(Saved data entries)
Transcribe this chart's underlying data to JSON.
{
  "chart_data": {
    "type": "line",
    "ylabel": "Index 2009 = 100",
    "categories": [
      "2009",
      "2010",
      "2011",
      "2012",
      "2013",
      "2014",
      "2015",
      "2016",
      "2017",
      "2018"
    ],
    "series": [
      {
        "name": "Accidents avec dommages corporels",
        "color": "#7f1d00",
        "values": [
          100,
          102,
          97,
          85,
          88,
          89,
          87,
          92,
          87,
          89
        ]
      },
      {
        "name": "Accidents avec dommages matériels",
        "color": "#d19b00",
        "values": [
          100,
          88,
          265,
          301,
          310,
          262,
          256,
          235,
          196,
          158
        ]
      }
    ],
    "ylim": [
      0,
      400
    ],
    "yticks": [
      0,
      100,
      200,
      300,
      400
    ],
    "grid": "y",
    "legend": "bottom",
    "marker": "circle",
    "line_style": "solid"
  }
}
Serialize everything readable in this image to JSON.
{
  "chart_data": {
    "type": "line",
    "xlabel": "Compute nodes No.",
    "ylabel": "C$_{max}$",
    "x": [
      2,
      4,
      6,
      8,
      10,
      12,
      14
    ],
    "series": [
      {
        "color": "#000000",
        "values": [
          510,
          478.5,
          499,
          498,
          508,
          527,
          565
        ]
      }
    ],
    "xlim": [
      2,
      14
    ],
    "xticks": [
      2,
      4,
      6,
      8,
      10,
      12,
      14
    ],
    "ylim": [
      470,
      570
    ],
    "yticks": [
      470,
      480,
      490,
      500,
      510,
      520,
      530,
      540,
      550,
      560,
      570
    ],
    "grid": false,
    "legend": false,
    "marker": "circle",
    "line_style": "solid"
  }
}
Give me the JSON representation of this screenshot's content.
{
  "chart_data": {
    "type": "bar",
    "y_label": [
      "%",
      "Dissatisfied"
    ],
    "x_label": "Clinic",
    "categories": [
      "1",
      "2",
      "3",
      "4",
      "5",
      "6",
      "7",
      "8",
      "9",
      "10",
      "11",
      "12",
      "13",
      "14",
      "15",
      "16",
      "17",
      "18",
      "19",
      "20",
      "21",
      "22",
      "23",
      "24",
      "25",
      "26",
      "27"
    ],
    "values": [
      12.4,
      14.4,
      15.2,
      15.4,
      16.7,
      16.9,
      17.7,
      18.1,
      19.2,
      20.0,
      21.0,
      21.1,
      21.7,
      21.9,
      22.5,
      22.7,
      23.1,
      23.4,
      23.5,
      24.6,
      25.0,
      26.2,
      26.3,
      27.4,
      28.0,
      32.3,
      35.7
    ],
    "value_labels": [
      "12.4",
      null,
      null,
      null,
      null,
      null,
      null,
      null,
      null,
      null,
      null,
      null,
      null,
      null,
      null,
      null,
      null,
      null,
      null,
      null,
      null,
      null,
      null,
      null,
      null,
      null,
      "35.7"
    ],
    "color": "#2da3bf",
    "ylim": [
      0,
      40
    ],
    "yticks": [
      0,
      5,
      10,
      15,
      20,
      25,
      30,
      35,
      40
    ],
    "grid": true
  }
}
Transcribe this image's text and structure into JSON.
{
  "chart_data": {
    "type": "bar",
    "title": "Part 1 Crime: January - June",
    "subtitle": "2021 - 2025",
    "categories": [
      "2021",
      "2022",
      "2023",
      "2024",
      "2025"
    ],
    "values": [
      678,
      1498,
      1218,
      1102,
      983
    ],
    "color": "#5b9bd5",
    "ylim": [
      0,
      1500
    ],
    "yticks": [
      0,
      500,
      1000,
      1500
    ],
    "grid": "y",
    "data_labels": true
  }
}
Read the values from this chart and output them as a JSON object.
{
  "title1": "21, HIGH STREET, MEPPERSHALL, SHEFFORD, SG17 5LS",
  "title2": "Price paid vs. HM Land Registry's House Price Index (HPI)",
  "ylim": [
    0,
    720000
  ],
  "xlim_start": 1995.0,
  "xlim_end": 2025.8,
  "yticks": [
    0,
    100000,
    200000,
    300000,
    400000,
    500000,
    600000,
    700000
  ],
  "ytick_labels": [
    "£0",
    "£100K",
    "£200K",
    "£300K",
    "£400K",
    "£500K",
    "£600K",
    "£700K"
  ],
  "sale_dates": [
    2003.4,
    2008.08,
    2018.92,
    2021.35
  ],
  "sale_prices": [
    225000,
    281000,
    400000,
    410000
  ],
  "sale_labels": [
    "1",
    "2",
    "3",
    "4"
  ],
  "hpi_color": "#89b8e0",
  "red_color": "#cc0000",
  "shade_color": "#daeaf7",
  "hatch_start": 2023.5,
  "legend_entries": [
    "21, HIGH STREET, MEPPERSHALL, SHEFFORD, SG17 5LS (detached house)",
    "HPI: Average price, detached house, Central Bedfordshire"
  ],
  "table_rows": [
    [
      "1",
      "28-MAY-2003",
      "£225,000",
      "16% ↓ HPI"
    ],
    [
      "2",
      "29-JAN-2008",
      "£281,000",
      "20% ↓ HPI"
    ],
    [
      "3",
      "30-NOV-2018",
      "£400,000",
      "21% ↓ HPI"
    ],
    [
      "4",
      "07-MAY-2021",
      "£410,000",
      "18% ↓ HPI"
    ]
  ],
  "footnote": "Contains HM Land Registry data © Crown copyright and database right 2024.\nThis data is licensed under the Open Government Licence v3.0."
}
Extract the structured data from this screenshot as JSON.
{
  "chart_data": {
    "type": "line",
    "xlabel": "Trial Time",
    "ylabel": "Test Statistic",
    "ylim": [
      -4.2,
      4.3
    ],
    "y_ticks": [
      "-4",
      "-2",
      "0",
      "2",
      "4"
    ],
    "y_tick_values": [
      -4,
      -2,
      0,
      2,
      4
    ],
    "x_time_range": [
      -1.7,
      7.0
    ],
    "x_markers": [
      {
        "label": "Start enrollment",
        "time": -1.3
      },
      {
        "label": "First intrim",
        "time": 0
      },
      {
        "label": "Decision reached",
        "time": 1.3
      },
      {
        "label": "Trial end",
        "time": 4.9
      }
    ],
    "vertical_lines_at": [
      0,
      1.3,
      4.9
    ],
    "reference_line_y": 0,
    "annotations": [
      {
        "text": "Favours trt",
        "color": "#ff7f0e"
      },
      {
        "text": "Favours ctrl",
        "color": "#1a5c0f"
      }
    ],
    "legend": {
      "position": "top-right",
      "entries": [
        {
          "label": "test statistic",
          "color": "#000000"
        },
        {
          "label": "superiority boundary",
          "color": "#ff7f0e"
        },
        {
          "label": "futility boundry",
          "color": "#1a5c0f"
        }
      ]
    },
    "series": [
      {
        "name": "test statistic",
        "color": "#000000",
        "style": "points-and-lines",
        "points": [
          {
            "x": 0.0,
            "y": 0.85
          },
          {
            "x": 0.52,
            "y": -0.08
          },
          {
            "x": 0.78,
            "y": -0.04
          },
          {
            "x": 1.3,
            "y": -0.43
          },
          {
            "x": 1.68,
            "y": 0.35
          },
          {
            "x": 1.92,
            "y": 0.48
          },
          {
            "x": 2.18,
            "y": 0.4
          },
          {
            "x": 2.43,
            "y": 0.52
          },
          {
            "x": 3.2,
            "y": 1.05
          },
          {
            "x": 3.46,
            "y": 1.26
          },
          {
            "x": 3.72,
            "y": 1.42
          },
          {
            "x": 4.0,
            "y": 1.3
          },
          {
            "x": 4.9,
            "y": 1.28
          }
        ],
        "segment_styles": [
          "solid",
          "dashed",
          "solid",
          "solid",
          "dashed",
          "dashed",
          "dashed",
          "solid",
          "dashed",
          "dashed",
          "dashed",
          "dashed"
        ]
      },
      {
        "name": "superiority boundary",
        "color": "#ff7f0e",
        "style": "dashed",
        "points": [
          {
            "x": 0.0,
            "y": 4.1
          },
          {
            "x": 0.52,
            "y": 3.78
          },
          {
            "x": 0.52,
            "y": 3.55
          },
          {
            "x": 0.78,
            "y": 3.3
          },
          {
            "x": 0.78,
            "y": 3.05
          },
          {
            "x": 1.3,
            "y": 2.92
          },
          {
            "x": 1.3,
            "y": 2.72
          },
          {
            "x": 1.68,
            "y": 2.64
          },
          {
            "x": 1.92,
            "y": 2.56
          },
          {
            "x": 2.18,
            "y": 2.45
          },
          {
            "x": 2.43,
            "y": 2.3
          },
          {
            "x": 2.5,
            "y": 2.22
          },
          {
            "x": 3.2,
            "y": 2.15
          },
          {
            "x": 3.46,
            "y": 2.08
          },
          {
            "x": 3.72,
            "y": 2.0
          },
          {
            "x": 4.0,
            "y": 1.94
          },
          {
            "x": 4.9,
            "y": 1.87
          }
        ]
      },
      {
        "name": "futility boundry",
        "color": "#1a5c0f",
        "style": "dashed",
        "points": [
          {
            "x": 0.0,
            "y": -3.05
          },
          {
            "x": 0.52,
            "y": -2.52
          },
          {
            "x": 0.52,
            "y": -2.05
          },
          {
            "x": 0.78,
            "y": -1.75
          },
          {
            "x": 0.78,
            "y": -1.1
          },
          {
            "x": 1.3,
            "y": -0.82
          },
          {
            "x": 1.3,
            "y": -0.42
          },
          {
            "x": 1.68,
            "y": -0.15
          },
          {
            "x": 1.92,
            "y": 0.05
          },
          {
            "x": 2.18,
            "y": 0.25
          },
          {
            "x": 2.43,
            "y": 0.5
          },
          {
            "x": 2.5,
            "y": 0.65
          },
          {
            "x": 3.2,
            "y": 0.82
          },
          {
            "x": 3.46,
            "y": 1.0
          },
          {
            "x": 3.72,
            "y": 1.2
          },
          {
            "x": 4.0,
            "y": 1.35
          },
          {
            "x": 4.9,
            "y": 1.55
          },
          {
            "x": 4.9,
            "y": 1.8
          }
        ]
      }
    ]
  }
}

▸ **WRITTEN TASK**
Write out every line of the preceding listing that contains "avec".

▸ **ANSWER TO THE TASK**
        "name": "Accidents avec dommages corporels",
        "name": "Accidents avec dommages matériels",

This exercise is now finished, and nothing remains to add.